(RECORDS TO USE):

● ● ●

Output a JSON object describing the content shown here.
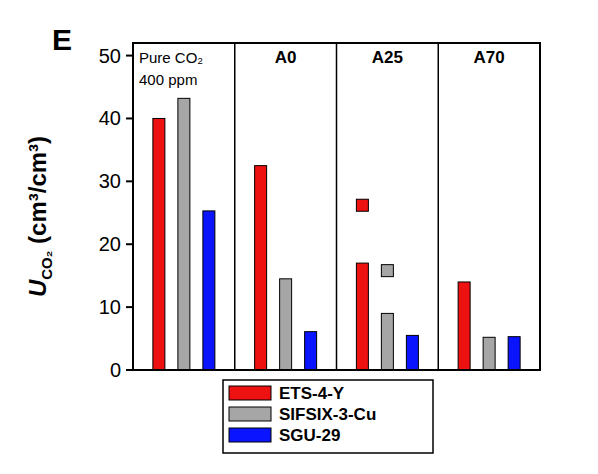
{
  "chart_data": {
    "type": "bar",
    "title": "E",
    "y_label": "UCO₂ (cm³/cm³)",
    "categories": [
      "Pure CO₂\n400 ppm",
      "A0",
      "A25",
      "A70"
    ],
    "series": [
      {
        "name": "ETS-4-Y",
        "color": "#ee1111",
        "values": [
          40,
          32.5,
          17,
          14
        ],
        "marker": "square",
        "marker_values": [
          null,
          null,
          26.2,
          null
        ]
      },
      {
        "name": "SIFSIX-3-Cu",
        "color": "#a6a6a6",
        "values": [
          43.2,
          14.5,
          9,
          5.2
        ],
        "marker": "square",
        "marker_values": [
          null,
          null,
          15.8,
          null
        ]
      },
      {
        "name": "SGU-29",
        "color": "#0a14ff",
        "values": [
          25.3,
          6.1,
          5.5,
          5.3
        ]
      }
    ],
    "ylim": [
      0,
      52
    ],
    "yticks": [
      0,
      10,
      20,
      30,
      40,
      50
    ],
    "legend": "bottom"
  }
}
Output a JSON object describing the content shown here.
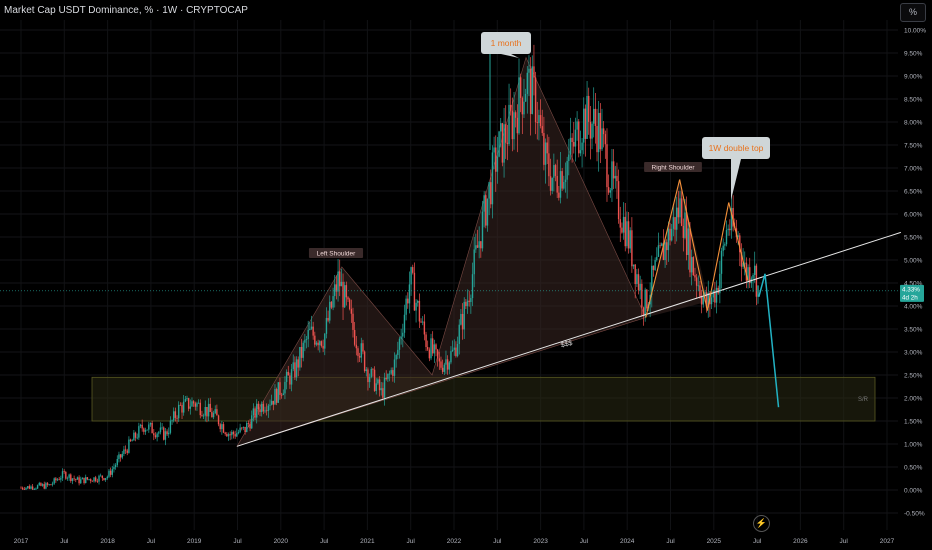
{
  "header": {
    "title": "Market Cap USDT Dominance, % · 1W · CRYPTOCAP",
    "scale_button": "%"
  },
  "price_tag": {
    "value": "4.33%",
    "countdown": "4d 2h"
  },
  "annotations": {
    "left_shoulder": "Left Shoulder",
    "right_shoulder": "Right Shoulder",
    "month_callout": "1 month",
    "double_top_callout": "1W double top",
    "trendline_label": "$$$",
    "sr_zone_label": "S/R"
  },
  "colors": {
    "up_candle": "#26a69a",
    "down_candle": "#ef5350",
    "pattern_fill": "#3a2623",
    "orange_lines": "#f5913a",
    "projection": "#22b3c4",
    "sr_zone": "#2a2a14",
    "price_tag": "#26a69a"
  },
  "chart_data": {
    "type": "candlestick",
    "title": "Market Cap USDT Dominance, % · 1W · CRYPTOCAP",
    "ylim": [
      -0.7,
      10.3
    ],
    "y_ticks": [
      "-0.50%",
      "0.00%",
      "0.50%",
      "1.00%",
      "1.50%",
      "2.00%",
      "2.50%",
      "3.00%",
      "3.50%",
      "4.00%",
      "4.50%",
      "5.00%",
      "5.50%",
      "6.00%",
      "6.50%",
      "7.00%",
      "7.50%",
      "8.00%",
      "8.50%",
      "9.00%",
      "9.50%",
      "10.00%"
    ],
    "x_ticks": [
      "2017",
      "Jul",
      "2018",
      "Jul",
      "2019",
      "Jul",
      "2020",
      "Jul",
      "2021",
      "Jul",
      "2022",
      "Jul",
      "2023",
      "Jul",
      "2024",
      "Jul",
      "2025",
      "Jul",
      "2026",
      "Jul",
      "2027"
    ],
    "series_close_path": [
      [
        "2017-01-01",
        0.05
      ],
      [
        "2017-05-01",
        0.1
      ],
      [
        "2017-07-01",
        0.35
      ],
      [
        "2017-09-01",
        0.2
      ],
      [
        "2018-01-01",
        0.3
      ],
      [
        "2018-03-01",
        0.75
      ],
      [
        "2018-06-01",
        1.4
      ],
      [
        "2018-09-01",
        1.2
      ],
      [
        "2018-11-01",
        1.8
      ],
      [
        "2019-01-01",
        1.9
      ],
      [
        "2019-04-01",
        1.6
      ],
      [
        "2019-06-01",
        1.2
      ],
      [
        "2019-08-01",
        1.3
      ],
      [
        "2019-10-01",
        1.8
      ],
      [
        "2019-12-01",
        2.0
      ],
      [
        "2020-01-01",
        2.2
      ],
      [
        "2020-03-01",
        2.6
      ],
      [
        "2020-05-01",
        3.4
      ],
      [
        "2020-07-01",
        3.3
      ],
      [
        "2020-09-01",
        4.6
      ],
      [
        "2020-11-01",
        3.5
      ],
      [
        "2021-01-01",
        2.6
      ],
      [
        "2021-03-01",
        2.1
      ],
      [
        "2021-05-01",
        2.8
      ],
      [
        "2021-07-01",
        4.6
      ],
      [
        "2021-09-01",
        3.3
      ],
      [
        "2021-11-01",
        2.7
      ],
      [
        "2022-01-01",
        3.0
      ],
      [
        "2022-03-01",
        4.2
      ],
      [
        "2022-05-01",
        5.8
      ],
      [
        "2022-07-01",
        7.3
      ],
      [
        "2022-09-01",
        8.0
      ],
      [
        "2022-11-01",
        8.9
      ],
      [
        "2022-12-15",
        8.4
      ],
      [
        "2023-01-15",
        7.2
      ],
      [
        "2023-03-01",
        6.7
      ],
      [
        "2023-05-01",
        7.2
      ],
      [
        "2023-07-01",
        8.1
      ],
      [
        "2023-09-01",
        7.9
      ],
      [
        "2023-11-01",
        6.6
      ],
      [
        "2024-01-01",
        5.6
      ],
      [
        "2024-02-15",
        4.6
      ],
      [
        "2024-03-15",
        4.0
      ],
      [
        "2024-05-01",
        4.8
      ],
      [
        "2024-07-01",
        5.6
      ],
      [
        "2024-08-15",
        6.2
      ],
      [
        "2024-10-01",
        4.9
      ],
      [
        "2024-12-01",
        4.0
      ],
      [
        "2025-01-15",
        4.4
      ],
      [
        "2025-03-01",
        5.8
      ],
      [
        "2025-04-15",
        5.5
      ],
      [
        "2025-05-15",
        4.7
      ],
      [
        "2025-06-15",
        4.9
      ],
      [
        "2025-07-10",
        4.3
      ]
    ],
    "projection": [
      [
        "2025-07-10",
        4.2
      ],
      [
        "2025-08-05",
        4.7
      ],
      [
        "2025-10-01",
        1.8
      ]
    ],
    "sr_zone": {
      "low": 1.5,
      "high": 2.45
    },
    "trendline": [
      [
        "2019-07-01",
        0.95
      ],
      [
        "2027-03-01",
        5.6
      ]
    ],
    "last_value": 4.33
  }
}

● ● ●

(EXERCISE TASK): Quote the data exactly, leaving every image out of the copy.

(EXERCISE OUTPUT):
Output a JSON object describing the content shown here.
{
  "chart_data": {
    "type": "bar",
    "title": "E",
    "y_label": "UCO₂ (cm³/cm³)",
    "categories": [
      "Pure CO₂\n400 ppm",
      "A0",
      "A25",
      "A70"
    ],
    "series": [
      {
        "name": "ETS-4-Y",
        "color": "#ee1111",
        "values": [
          40,
          32.5,
          17,
          14
        ],
        "marker": "square",
        "marker_values": [
          null,
          null,
          26.2,
          null
        ]
      },
      {
        "name": "SIFSIX-3-Cu",
        "color": "#a6a6a6",
        "values": [
          43.2,
          14.5,
          9,
          5.2
        ],
        "marker": "square",
        "marker_values": [
          null,
          null,
          15.8,
          null
        ]
      },
      {
        "name": "SGU-29",
        "color": "#0a14ff",
        "values": [
          25.3,
          6.1,
          5.5,
          5.3
        ]
      }
    ],
    "ylim": [
      0,
      52
    ],
    "yticks": [
      0,
      10,
      20,
      30,
      40,
      50
    ],
    "legend": "bottom"
  }
}
Output a JSON object describing the content shown here.
{
  "header": {
    "title": "Market Cap USDT Dominance, % · 1W · CRYPTOCAP",
    "scale_button": "%"
  },
  "price_tag": {
    "value": "4.33%",
    "countdown": "4d 2h"
  },
  "annotations": {
    "left_shoulder": "Left Shoulder",
    "right_shoulder": "Right Shoulder",
    "month_callout": "1 month",
    "double_top_callout": "1W double top",
    "trendline_label": "$$$",
    "sr_zone_label": "S/R"
  },
  "colors": {
    "up_candle": "#26a69a",
    "down_candle": "#ef5350",
    "pattern_fill": "#3a2623",
    "orange_lines": "#f5913a",
    "projection": "#22b3c4",
    "sr_zone": "#2a2a14",
    "price_tag": "#26a69a"
  },
  "chart_data": {
    "type": "candlestick",
    "title": "Market Cap USDT Dominance, % · 1W · CRYPTOCAP",
    "ylim": [
      -0.7,
      10.3
    ],
    "y_ticks": [
      "-0.50%",
      "0.00%",
      "0.50%",
      "1.00%",
      "1.50%",
      "2.00%",
      "2.50%",
      "3.00%",
      "3.50%",
      "4.00%",
      "4.50%",
      "5.00%",
      "5.50%",
      "6.00%",
      "6.50%",
      "7.00%",
      "7.50%",
      "8.00%",
      "8.50%",
      "9.00%",
      "9.50%",
      "10.00%"
    ],
    "x_ticks": [
      "2017",
      "Jul",
      "2018",
      "Jul",
      "2019",
      "Jul",
      "2020",
      "Jul",
      "2021",
      "Jul",
      "2022",
      "Jul",
      "2023",
      "Jul",
      "2024",
      "Jul",
      "2025",
      "Jul",
      "2026",
      "Jul",
      "2027"
    ],
    "series_close_path": [
      [
        "2017-01-01",
        0.05
      ],
      [
        "2017-05-01",
        0.1
      ],
      [
        "2017-07-01",
        0.35
      ],
      [
        "2017-09-01",
        0.2
      ],
      [
        "2018-01-01",
        0.3
      ],
      [
        "2018-03-01",
        0.75
      ],
      [
        "2018-06-01",
        1.4
      ],
      [
        "2018-09-01",
        1.2
      ],
      [
        "2018-11-01",
        1.8
      ],
      [
        "2019-01-01",
        1.9
      ],
      [
        "2019-04-01",
        1.6
      ],
      [
        "2019-06-01",
        1.2
      ],
      [
        "2019-08-01",
        1.3
      ],
      [
        "2019-10-01",
        1.8
      ],
      [
        "2019-12-01",
        2.0
      ],
      [
        "2020-01-01",
        2.2
      ],
      [
        "2020-03-01",
        2.6
      ],
      [
        "2020-05-01",
        3.4
      ],
      [
        "2020-07-01",
        3.3
      ],
      [
        "2020-09-01",
        4.6
      ],
      [
        "2020-11-01",
        3.5
      ],
      [
        "2021-01-01",
        2.6
      ],
      [
        "2021-03-01",
        2.1
      ],
      [
        "2021-05-01",
        2.8
      ],
      [
        "2021-07-01",
        4.6
      ],
      [
        "2021-09-01",
        3.3
      ],
      [
        "2021-11-01",
        2.7
      ],
      [
        "2022-01-01",
        3.0
      ],
      [
        "2022-03-01",
        4.2
      ],
      [
        "2022-05-01",
        5.8
      ],
      [
        "2022-07-01",
        7.3
      ],
      [
        "2022-09-01",
        8.0
      ],
      [
        "2022-11-01",
        8.9
      ],
      [
        "2022-12-15",
        8.4
      ],
      [
        "2023-01-15",
        7.2
      ],
      [
        "2023-03-01",
        6.7
      ],
      [
        "2023-05-01",
        7.2
      ],
      [
        "2023-07-01",
        8.1
      ],
      [
        "2023-09-01",
        7.9
      ],
      [
        "2023-11-01",
        6.6
      ],
      [
        "2024-01-01",
        5.6
      ],
      [
        "2024-02-15",
        4.6
      ],
      [
        "2024-03-15",
        4.0
      ],
      [
        "2024-05-01",
        4.8
      ],
      [
        "2024-07-01",
        5.6
      ],
      [
        "2024-08-15",
        6.2
      ],
      [
        "2024-10-01",
        4.9
      ],
      [
        "2024-12-01",
        4.0
      ],
      [
        "2025-01-15",
        4.4
      ],
      [
        "2025-03-01",
        5.8
      ],
      [
        "2025-04-15",
        5.5
      ],
      [
        "2025-05-15",
        4.7
      ],
      [
        "2025-06-15",
        4.9
      ],
      [
        "2025-07-10",
        4.3
      ]
    ],
    "projection": [
      [
        "2025-07-10",
        4.2
      ],
      [
        "2025-08-05",
        4.7
      ],
      [
        "2025-10-01",
        1.8
      ]
    ],
    "sr_zone": {
      "low": 1.5,
      "high": 2.45
    },
    "trendline": [
      [
        "2019-07-01",
        0.95
      ],
      [
        "2027-03-01",
        5.6
      ]
    ],
    "last_value": 4.33
  }
}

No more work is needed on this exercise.